§ DATA SUPPLIED:
□ □ □ □
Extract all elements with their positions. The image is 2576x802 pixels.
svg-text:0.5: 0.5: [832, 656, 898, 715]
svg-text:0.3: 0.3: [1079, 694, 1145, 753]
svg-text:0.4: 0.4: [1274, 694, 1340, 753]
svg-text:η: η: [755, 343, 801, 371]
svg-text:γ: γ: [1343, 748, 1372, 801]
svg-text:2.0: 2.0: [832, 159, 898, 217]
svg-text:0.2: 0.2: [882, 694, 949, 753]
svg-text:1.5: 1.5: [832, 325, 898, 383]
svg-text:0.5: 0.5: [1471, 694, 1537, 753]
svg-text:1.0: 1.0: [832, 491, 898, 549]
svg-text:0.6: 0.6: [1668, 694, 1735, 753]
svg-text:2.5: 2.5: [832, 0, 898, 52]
□ □ □ □
§ SET TASK: Copy these items exactly as they appear, line for line.

§ ANSWER TO THE TASK:
Extract all elements with their positions. The image is 2576x802 pixels.
svg-text:0.5: 0.5: [832, 656, 898, 715]
svg-text:0.3: 0.3: [1079, 694, 1145, 753]
svg-text:0.4: 0.4: [1274, 694, 1340, 753]
svg-text:η: η: [755, 343, 801, 371]
svg-text:γ: γ: [1343, 748, 1372, 801]
svg-text:2.0: 2.0: [832, 159, 898, 217]
svg-text:0.2: 0.2: [882, 694, 949, 753]
svg-text:1.5: 1.5: [832, 325, 898, 383]
svg-text:0.5: 0.5: [1471, 694, 1537, 753]
svg-text:1.0: 1.0: [832, 491, 898, 549]
svg-text:0.6: 0.6: [1668, 694, 1735, 753]
svg-text:2.5: 2.5: [832, 0, 898, 52]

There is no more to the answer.